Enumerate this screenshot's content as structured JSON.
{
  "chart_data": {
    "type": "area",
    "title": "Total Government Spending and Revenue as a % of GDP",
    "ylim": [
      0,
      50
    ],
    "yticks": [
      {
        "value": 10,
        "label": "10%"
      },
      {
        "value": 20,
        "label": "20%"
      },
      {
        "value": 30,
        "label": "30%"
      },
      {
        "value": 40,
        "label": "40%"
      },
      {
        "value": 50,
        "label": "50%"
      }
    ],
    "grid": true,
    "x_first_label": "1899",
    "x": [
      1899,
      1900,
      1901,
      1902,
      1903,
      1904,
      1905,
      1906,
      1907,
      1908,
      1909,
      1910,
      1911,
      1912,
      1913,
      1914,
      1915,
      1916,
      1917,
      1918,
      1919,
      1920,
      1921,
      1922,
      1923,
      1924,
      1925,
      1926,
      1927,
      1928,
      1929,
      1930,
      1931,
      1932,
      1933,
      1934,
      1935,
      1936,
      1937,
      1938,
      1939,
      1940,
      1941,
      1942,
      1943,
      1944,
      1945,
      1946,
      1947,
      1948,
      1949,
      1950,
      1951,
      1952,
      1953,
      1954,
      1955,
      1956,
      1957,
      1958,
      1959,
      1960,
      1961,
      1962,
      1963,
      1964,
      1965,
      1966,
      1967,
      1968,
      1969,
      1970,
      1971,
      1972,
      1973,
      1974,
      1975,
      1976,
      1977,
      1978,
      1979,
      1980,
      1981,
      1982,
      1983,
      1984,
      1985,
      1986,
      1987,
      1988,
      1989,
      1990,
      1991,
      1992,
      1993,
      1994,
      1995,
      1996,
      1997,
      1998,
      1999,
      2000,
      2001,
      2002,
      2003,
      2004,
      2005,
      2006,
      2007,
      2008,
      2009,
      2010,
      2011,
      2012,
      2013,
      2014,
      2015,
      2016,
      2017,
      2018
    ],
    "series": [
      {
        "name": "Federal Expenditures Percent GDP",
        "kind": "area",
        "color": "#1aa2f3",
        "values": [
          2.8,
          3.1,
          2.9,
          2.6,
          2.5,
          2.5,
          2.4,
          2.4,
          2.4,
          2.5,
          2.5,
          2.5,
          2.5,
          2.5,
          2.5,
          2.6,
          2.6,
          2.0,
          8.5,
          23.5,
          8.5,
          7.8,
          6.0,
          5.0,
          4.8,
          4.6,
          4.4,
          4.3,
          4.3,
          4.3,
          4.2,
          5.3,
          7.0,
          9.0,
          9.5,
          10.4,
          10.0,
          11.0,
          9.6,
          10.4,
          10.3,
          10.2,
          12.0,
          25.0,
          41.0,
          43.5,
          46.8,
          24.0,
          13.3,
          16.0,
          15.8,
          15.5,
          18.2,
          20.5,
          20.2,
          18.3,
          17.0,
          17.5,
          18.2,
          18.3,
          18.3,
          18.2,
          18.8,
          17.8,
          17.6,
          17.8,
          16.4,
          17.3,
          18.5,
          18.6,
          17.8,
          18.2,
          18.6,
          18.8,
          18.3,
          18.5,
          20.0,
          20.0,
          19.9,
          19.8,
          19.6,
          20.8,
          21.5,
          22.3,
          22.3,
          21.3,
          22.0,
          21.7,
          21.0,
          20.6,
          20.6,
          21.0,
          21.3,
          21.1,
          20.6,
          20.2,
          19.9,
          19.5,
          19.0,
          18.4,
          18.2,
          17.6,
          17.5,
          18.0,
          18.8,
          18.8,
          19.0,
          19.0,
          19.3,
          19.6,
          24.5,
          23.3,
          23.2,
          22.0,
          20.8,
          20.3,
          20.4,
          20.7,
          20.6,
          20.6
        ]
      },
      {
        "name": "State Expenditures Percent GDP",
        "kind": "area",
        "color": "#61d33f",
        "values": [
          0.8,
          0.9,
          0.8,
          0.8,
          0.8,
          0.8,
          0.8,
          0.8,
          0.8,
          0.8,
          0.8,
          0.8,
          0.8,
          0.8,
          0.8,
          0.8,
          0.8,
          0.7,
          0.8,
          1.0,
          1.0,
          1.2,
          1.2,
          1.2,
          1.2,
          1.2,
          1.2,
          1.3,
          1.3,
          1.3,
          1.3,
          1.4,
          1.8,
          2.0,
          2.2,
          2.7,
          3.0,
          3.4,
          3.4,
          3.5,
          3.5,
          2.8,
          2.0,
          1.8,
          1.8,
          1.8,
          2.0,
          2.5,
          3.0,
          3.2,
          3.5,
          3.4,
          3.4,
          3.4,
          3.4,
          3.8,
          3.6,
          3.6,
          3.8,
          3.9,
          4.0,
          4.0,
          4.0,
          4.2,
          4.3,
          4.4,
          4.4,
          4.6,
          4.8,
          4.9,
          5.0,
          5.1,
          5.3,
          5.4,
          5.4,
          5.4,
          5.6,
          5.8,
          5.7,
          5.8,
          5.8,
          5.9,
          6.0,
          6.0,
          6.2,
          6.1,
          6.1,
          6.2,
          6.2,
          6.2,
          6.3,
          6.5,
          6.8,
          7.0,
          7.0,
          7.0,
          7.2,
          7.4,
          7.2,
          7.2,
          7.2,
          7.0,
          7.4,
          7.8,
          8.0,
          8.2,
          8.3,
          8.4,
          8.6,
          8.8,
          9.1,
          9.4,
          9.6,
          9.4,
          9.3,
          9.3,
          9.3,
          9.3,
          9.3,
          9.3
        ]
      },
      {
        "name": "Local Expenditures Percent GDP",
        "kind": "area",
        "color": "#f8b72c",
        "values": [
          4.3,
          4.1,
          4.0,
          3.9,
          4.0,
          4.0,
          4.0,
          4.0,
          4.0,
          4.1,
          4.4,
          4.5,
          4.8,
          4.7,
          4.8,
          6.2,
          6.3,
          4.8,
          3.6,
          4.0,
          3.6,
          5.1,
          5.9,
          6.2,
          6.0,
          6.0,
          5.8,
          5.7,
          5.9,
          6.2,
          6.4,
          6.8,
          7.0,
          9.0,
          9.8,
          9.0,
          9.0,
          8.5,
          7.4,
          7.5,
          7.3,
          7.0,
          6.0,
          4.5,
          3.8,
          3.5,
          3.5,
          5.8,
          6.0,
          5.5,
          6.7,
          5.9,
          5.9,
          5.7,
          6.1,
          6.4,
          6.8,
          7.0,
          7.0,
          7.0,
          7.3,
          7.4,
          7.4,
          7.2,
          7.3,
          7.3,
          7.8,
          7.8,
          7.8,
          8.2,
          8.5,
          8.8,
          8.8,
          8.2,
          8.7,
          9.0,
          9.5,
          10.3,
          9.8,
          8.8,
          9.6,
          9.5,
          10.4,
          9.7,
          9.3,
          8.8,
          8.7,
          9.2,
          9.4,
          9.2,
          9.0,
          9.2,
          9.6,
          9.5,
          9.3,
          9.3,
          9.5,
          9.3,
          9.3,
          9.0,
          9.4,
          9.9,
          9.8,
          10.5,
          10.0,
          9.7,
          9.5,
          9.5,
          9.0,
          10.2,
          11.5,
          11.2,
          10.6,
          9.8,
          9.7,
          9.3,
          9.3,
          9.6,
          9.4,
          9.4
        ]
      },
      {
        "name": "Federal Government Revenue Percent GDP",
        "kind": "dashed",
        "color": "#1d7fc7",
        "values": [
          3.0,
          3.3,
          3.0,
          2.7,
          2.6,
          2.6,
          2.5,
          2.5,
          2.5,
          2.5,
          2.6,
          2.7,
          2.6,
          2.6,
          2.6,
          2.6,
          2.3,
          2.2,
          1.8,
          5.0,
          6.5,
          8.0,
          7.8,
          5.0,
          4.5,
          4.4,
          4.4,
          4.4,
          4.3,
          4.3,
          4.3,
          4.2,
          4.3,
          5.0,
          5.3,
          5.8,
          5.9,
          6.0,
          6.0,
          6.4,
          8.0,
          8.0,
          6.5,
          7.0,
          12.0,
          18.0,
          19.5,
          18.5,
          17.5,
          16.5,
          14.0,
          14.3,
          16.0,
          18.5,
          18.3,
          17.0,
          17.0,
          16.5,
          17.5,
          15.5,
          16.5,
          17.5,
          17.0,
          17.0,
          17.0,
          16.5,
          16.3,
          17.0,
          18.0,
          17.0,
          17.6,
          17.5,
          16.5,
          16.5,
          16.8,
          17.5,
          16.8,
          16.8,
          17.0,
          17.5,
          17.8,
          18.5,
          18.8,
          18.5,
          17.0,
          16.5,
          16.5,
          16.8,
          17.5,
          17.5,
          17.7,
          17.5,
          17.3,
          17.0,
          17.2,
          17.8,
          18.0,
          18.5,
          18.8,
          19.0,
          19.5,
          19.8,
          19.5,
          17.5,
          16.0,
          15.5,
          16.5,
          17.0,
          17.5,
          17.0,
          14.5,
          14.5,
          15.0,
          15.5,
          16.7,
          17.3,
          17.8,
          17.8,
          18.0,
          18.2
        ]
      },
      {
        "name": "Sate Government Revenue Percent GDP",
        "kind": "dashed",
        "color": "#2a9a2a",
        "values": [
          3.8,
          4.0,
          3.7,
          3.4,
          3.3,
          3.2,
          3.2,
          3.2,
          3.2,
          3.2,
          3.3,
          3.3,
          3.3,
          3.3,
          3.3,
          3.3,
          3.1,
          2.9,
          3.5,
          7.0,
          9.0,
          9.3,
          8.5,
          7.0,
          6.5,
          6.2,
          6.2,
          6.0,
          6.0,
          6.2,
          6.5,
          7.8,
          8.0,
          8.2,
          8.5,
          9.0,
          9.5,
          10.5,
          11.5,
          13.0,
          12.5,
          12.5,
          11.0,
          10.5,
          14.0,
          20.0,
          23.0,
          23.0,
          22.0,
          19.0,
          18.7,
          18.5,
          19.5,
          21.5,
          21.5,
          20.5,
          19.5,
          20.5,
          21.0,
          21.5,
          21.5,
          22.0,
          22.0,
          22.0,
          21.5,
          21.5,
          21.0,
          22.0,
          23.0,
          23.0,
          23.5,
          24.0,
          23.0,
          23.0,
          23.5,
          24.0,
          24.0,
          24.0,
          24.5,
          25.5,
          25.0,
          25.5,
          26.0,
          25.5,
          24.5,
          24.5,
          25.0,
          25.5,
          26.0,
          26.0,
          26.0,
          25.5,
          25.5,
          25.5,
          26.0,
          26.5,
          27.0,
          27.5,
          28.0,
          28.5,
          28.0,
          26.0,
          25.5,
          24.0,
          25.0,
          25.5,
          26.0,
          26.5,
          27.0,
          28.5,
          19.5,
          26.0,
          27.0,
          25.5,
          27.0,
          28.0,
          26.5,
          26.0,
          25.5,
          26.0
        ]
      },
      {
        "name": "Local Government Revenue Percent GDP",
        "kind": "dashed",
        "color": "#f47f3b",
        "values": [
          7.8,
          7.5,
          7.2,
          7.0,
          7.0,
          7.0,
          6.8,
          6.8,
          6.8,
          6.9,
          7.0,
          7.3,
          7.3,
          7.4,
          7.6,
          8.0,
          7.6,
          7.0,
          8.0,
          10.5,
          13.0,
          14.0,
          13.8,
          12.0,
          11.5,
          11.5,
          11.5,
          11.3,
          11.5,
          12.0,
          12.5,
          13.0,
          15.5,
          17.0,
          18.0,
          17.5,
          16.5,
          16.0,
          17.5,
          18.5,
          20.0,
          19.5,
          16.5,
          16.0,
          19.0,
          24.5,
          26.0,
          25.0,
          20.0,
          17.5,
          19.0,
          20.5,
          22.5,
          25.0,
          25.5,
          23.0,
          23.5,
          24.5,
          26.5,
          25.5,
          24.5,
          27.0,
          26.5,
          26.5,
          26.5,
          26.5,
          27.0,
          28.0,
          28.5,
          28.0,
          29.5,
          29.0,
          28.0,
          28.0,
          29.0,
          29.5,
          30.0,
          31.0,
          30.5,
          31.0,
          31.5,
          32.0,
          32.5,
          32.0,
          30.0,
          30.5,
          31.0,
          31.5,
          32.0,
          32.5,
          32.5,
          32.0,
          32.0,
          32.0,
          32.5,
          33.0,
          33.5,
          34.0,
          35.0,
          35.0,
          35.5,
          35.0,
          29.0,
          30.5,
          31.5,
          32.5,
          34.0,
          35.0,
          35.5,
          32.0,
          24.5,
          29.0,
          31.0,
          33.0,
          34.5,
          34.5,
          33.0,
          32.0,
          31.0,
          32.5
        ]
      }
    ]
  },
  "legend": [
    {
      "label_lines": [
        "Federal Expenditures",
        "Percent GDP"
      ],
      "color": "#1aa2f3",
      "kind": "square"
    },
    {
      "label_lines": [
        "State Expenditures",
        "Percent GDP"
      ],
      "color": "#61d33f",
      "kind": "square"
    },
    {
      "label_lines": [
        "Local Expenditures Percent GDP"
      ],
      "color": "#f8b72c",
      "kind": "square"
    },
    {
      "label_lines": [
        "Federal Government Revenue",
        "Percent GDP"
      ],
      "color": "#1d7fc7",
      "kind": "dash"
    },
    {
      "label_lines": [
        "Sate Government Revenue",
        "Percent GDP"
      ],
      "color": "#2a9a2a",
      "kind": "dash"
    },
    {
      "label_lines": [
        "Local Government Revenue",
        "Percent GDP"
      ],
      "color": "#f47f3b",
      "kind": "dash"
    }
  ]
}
++++
* **INSTRUCTIONS TO FOLLOW**
Pick out every line with the string "Government" and copy it.

* **FINISHED TASK**
    "title": "Total Government Spending and Revenue as a % of GDP",
        "name": "Federal Government Revenue Percent GDP",
        "name": "Sate Government Revenue Percent GDP",
        "name": "Local Government Revenue Percent GDP",
        "Federal Government Revenue",
        "Sate Government Revenue",
        "Local Government Revenue",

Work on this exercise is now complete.